### EXERCISE DETAILS
Which lines contain the word "title"? Return each of them as written.
(begin)
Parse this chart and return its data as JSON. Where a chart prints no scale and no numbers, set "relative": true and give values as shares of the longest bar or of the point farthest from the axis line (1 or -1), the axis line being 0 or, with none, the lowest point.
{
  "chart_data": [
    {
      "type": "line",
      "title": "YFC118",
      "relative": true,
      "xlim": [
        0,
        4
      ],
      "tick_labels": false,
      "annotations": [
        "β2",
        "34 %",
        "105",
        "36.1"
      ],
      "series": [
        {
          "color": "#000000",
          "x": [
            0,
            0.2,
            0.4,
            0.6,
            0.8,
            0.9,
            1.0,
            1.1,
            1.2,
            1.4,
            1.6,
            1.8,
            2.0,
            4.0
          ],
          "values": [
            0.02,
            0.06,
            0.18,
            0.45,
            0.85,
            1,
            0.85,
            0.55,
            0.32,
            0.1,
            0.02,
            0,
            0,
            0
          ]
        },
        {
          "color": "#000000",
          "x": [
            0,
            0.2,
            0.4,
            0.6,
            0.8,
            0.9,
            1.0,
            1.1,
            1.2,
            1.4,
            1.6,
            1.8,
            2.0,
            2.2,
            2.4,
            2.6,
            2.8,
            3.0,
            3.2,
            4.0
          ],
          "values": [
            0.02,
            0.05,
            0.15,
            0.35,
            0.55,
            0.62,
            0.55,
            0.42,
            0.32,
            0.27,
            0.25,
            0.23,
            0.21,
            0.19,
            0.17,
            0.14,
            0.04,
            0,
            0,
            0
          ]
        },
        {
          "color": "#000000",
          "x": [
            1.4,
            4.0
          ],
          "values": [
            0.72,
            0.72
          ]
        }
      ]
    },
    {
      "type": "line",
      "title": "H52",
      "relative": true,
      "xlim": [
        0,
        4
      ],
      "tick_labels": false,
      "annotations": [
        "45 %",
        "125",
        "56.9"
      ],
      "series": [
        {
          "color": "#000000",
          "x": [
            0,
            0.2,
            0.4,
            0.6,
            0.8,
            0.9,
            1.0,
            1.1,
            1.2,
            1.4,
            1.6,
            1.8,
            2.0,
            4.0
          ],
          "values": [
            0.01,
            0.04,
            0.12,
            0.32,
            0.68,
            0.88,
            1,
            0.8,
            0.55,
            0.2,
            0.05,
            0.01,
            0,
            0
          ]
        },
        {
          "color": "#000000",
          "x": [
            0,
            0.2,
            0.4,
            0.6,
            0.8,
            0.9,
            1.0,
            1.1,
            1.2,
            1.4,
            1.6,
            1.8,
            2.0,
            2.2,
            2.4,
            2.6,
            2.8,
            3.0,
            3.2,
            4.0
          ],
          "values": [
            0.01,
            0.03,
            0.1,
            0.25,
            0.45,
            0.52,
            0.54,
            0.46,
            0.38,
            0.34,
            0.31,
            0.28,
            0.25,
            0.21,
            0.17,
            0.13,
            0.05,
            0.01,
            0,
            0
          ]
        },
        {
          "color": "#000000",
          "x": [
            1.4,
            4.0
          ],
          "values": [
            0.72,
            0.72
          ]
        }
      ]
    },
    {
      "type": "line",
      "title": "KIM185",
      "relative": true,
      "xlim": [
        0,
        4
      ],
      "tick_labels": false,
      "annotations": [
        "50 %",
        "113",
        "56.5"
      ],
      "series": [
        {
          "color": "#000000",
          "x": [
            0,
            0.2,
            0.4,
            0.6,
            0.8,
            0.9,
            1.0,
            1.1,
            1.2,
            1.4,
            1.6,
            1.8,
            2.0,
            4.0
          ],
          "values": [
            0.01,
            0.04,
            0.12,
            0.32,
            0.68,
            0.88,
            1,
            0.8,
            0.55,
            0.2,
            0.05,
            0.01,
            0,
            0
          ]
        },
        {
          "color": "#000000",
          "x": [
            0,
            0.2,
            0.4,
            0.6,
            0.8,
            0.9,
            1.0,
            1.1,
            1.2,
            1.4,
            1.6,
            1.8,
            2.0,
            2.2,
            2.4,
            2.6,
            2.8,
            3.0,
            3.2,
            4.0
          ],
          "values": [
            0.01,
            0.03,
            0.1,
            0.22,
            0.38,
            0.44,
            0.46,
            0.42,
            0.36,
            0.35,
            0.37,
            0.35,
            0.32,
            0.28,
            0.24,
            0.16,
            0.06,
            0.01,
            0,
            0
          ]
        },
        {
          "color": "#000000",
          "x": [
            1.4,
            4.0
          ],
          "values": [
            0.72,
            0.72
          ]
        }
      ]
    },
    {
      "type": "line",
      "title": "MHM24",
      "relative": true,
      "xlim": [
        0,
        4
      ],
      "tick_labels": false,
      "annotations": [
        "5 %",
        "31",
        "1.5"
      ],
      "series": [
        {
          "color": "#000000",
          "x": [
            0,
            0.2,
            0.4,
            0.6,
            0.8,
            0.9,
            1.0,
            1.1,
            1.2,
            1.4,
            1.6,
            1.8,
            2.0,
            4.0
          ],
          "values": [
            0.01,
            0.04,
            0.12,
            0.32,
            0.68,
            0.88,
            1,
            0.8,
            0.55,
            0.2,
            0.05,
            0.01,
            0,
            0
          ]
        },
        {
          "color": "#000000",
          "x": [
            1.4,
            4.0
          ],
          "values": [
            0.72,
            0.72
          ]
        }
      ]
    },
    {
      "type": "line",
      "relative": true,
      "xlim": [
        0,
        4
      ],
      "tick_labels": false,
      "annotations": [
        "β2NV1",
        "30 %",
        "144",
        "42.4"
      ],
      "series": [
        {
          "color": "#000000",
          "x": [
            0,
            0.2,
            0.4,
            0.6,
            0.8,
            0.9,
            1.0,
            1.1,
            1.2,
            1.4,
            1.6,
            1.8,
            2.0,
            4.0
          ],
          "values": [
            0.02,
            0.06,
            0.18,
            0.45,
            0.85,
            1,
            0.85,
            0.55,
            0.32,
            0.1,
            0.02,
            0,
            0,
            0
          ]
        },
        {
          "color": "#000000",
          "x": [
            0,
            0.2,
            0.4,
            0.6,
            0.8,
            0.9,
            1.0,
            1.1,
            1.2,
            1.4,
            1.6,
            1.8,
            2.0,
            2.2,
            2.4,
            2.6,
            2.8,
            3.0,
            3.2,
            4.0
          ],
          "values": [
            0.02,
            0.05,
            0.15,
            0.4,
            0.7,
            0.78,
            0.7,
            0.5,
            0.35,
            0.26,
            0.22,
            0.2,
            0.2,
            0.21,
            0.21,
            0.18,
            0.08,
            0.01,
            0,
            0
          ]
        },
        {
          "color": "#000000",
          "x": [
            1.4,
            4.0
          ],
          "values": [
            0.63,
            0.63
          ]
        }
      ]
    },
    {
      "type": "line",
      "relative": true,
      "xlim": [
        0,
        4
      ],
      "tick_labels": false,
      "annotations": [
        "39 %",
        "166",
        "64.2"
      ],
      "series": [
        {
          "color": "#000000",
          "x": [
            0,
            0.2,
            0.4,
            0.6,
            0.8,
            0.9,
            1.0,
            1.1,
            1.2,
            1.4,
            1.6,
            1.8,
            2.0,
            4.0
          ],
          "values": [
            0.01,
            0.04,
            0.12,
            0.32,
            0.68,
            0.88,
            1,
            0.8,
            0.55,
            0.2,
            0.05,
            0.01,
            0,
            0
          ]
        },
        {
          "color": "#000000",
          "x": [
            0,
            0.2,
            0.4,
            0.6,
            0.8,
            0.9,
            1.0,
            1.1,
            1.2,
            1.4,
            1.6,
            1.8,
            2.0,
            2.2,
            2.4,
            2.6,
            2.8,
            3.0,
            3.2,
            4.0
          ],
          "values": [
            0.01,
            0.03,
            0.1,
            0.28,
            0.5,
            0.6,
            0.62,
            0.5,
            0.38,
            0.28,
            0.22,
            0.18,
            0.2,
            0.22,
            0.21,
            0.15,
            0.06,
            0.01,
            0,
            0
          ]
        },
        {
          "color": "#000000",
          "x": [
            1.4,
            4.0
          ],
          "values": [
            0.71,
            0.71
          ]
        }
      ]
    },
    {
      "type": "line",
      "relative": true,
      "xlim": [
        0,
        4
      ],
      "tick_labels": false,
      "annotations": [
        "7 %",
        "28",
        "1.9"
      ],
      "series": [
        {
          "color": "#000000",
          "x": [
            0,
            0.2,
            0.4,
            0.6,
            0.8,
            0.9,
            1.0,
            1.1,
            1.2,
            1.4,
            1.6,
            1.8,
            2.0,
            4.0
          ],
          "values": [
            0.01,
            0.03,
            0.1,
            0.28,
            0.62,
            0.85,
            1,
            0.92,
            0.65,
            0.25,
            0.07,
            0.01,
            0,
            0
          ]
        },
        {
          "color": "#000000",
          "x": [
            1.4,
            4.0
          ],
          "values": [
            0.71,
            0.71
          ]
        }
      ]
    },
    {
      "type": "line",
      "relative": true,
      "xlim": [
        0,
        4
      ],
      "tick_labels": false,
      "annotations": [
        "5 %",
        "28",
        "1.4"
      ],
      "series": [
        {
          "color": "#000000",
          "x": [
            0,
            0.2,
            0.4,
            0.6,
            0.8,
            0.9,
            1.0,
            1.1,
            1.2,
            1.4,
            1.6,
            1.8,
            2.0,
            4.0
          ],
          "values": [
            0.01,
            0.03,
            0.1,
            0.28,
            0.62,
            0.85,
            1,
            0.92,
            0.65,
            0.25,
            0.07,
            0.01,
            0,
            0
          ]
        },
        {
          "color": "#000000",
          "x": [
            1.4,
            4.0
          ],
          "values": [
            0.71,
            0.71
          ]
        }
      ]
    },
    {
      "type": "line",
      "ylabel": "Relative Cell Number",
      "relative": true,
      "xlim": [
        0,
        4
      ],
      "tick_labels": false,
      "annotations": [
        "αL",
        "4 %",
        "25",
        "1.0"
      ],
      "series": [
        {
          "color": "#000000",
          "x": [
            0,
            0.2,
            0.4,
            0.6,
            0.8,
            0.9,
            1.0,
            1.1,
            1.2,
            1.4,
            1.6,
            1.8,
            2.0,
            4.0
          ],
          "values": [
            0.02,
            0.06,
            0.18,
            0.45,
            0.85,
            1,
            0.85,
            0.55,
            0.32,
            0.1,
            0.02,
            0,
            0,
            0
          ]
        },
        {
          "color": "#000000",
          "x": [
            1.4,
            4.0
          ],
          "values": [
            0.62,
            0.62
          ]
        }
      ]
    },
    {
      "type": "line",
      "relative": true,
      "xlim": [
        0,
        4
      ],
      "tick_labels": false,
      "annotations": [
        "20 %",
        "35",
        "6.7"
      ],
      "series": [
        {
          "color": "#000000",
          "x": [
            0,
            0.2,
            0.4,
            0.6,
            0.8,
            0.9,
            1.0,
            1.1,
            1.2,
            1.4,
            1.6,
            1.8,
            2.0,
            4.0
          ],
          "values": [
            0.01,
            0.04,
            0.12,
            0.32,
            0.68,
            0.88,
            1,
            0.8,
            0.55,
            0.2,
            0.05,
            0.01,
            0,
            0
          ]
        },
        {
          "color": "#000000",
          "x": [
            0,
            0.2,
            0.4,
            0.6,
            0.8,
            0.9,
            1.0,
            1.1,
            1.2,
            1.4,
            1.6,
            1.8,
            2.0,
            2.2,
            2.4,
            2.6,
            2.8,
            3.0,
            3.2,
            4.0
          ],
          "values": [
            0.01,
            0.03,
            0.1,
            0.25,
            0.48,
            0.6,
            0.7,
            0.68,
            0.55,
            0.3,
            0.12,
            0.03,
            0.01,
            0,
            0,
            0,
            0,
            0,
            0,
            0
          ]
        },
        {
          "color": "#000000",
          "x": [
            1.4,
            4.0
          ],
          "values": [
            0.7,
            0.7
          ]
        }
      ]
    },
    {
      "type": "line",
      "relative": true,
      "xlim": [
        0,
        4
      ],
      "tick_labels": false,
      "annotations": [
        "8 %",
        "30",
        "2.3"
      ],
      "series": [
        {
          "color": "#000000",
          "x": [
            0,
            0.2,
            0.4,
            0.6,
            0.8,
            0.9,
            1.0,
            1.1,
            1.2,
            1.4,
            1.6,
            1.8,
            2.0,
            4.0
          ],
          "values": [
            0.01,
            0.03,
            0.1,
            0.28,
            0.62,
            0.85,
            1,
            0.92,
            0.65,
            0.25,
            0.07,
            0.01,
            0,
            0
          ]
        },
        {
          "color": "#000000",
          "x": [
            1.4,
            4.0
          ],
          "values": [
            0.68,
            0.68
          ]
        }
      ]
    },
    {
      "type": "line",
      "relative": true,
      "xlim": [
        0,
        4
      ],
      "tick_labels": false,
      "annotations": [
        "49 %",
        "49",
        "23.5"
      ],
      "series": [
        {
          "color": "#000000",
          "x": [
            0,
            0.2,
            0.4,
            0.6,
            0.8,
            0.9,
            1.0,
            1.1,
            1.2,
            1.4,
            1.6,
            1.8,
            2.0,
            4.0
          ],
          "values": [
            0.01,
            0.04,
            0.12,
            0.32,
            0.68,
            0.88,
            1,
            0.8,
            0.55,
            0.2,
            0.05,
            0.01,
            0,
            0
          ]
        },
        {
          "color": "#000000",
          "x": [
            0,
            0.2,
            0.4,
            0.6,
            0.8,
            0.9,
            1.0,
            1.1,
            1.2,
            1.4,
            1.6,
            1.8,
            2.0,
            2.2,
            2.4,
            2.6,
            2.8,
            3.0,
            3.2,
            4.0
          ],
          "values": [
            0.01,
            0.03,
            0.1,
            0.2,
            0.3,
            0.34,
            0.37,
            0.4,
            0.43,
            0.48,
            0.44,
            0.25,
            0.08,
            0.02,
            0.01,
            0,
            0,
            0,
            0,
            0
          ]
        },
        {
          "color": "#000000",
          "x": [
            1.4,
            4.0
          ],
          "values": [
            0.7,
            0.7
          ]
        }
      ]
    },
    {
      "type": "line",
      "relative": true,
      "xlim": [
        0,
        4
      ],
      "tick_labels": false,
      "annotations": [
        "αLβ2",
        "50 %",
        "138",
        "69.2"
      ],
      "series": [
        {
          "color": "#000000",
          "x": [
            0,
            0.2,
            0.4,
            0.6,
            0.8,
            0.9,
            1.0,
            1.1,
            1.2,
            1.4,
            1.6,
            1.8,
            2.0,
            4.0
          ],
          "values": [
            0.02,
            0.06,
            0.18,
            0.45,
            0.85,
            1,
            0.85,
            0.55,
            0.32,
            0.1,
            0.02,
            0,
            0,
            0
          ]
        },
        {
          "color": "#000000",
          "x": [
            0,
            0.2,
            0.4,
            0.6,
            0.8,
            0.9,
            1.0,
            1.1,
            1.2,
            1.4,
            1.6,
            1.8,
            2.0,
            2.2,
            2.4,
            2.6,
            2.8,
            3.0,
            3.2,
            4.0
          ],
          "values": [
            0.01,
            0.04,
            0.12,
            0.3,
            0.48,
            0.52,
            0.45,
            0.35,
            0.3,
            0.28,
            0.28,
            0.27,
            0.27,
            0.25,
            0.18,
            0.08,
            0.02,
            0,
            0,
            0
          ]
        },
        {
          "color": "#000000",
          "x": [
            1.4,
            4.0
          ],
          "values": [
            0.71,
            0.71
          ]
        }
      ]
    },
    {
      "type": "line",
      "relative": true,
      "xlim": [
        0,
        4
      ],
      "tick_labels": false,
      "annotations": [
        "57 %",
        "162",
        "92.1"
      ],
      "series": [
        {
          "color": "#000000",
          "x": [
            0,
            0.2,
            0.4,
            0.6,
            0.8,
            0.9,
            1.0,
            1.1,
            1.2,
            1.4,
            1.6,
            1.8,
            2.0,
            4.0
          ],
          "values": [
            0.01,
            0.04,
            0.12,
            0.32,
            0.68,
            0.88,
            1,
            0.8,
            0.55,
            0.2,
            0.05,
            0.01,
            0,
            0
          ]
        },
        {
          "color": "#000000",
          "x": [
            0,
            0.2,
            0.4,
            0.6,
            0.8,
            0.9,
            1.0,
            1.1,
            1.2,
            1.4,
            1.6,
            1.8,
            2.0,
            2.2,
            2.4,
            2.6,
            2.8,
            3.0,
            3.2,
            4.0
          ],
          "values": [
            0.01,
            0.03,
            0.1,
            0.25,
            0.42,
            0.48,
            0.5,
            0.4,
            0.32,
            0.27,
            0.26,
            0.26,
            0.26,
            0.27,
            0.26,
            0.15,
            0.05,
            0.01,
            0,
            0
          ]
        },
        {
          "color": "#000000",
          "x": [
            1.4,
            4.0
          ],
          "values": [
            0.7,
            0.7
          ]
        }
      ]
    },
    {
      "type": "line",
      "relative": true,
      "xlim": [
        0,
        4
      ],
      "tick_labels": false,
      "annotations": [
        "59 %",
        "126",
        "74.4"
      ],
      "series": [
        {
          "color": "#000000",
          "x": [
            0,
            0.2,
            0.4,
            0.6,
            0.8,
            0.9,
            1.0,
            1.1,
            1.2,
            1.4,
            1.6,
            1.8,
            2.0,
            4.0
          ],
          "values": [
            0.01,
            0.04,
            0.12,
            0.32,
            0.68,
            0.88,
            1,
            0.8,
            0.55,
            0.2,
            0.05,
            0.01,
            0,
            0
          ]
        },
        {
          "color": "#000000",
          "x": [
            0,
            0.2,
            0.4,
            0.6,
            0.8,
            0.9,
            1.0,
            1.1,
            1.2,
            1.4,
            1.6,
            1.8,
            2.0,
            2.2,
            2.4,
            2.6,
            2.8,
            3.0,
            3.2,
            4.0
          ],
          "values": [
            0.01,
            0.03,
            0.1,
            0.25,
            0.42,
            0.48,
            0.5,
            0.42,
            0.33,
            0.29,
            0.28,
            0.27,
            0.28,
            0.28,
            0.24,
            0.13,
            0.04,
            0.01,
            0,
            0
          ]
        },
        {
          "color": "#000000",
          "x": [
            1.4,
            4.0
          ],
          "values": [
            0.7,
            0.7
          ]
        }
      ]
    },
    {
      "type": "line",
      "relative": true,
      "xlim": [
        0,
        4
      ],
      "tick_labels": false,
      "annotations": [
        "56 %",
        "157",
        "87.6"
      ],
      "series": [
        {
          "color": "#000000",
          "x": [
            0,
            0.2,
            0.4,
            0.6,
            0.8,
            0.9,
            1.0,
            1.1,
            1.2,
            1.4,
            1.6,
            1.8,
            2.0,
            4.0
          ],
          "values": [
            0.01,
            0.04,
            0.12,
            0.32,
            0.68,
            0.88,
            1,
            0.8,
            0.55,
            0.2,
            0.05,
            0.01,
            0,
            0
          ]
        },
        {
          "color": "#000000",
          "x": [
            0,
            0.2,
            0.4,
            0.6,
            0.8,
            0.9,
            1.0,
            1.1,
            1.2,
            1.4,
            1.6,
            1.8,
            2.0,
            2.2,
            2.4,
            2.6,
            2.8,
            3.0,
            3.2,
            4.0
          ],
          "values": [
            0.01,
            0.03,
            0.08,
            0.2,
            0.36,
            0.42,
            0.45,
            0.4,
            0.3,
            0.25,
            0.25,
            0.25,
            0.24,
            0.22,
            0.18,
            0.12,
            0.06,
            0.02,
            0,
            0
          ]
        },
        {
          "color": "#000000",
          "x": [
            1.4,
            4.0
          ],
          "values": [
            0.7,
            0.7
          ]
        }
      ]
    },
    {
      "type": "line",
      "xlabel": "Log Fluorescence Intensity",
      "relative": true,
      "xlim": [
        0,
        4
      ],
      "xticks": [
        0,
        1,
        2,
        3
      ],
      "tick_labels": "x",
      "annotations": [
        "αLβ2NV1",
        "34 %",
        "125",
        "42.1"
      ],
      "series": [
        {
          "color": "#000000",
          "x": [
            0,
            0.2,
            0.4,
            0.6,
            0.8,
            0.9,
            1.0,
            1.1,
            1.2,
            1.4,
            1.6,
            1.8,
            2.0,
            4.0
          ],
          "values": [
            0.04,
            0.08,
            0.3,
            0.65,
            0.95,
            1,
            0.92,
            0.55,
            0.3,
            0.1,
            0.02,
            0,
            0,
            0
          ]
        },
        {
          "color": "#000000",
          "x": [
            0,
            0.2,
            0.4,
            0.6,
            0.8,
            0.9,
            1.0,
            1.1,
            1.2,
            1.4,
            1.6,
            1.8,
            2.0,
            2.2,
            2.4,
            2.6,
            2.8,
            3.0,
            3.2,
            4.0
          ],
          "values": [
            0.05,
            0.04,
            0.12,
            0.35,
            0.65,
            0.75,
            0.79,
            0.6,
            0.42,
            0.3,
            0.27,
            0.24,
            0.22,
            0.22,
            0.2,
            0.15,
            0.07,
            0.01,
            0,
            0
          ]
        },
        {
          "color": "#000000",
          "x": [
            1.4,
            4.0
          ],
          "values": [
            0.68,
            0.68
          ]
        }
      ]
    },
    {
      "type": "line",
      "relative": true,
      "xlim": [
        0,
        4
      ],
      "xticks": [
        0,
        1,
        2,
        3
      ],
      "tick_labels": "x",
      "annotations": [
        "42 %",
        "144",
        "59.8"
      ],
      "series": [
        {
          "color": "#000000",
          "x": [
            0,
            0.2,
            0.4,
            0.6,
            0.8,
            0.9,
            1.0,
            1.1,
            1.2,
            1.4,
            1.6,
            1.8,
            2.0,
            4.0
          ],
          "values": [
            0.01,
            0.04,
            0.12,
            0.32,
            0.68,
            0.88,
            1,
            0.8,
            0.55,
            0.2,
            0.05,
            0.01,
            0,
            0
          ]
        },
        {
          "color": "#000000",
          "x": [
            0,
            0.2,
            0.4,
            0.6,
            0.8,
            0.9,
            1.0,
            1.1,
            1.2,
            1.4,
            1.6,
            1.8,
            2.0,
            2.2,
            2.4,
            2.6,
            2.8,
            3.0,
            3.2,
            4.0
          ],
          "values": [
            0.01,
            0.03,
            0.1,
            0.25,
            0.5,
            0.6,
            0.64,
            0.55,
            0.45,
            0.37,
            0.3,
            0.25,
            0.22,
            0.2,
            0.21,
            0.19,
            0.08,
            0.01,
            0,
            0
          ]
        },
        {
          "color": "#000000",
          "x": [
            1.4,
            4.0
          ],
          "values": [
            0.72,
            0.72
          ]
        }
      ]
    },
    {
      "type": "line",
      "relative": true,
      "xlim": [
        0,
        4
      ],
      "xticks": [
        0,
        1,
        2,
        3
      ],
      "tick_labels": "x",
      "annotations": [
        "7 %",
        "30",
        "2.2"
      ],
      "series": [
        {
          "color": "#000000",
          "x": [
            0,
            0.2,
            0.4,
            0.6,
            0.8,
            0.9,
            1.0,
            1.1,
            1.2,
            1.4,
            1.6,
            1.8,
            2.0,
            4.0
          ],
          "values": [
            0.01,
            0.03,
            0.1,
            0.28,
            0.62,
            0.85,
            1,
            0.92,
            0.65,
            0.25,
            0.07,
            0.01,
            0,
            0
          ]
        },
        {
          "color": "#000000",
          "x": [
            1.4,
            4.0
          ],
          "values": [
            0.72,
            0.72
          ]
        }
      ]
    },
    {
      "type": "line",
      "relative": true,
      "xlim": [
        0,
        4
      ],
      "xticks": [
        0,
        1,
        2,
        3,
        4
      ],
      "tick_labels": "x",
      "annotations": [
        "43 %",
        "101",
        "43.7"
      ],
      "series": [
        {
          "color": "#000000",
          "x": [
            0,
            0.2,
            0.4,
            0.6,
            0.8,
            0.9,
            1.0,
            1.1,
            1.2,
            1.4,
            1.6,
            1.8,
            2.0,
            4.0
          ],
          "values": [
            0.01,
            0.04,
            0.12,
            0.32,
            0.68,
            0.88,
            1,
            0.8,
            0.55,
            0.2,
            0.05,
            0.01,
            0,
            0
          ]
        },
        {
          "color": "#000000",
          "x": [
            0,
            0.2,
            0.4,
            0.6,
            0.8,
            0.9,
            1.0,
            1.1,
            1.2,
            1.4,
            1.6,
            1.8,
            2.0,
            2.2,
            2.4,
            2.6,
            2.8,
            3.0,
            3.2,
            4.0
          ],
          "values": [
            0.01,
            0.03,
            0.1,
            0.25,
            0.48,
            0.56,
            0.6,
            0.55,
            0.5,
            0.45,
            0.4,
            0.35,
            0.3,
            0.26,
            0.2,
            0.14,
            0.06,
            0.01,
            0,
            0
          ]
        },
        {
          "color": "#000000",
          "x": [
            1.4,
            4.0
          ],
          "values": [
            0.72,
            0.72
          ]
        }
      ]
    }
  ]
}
(end)
### TASK ANSWER
      "title": "YFC118",
      "title": "H52",
      "title": "KIM185",
      "title": "MHM24",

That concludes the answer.